(Do this): Filter for the word "Complete" and keep each matching line.
::: Entries provided :::
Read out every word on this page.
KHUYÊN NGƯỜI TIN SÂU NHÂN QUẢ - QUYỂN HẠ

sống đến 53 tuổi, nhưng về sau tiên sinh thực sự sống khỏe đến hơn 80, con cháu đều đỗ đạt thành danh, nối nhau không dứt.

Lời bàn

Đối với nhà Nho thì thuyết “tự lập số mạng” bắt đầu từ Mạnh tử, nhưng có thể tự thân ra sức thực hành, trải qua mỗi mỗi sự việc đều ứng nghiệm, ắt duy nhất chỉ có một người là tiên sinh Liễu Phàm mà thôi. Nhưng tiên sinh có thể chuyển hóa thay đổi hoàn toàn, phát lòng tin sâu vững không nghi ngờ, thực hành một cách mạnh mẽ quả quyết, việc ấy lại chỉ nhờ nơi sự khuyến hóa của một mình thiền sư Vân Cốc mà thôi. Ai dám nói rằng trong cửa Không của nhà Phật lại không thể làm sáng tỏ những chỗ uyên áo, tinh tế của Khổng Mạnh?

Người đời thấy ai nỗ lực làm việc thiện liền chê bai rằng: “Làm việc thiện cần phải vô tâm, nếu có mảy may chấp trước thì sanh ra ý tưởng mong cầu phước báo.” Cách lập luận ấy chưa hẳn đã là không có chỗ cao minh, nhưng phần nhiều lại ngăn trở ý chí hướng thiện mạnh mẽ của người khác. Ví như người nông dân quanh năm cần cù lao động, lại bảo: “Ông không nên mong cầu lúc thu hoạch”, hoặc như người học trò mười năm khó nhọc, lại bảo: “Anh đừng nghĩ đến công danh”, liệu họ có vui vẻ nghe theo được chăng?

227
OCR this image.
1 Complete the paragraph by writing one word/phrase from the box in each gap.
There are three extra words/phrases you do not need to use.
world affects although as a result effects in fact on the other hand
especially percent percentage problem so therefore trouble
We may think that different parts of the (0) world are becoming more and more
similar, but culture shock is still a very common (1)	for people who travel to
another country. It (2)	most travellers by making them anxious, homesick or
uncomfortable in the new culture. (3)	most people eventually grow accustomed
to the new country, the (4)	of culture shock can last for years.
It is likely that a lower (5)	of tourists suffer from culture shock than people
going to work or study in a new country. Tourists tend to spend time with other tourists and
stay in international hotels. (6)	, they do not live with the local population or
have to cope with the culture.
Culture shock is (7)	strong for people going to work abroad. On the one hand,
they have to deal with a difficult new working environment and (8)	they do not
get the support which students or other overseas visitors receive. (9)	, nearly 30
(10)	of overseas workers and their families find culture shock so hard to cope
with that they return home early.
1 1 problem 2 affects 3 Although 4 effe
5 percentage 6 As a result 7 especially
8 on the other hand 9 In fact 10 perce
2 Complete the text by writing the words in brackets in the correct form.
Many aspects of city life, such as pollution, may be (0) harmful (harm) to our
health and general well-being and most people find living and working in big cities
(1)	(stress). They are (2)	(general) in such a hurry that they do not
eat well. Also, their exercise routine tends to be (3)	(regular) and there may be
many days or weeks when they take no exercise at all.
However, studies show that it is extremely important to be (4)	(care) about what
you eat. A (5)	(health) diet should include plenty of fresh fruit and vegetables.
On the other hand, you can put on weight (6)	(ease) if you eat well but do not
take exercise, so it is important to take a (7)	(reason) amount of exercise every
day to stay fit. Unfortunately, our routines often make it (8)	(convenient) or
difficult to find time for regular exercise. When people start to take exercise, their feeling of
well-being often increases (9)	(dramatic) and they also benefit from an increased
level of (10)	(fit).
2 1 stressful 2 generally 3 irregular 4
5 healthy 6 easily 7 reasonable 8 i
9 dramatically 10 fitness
:::
(Exercise output):
1 Complete the paragraph by writing one word/phrase from the box in each gap.
2 Complete the text by writing the words in brackets in the correct form.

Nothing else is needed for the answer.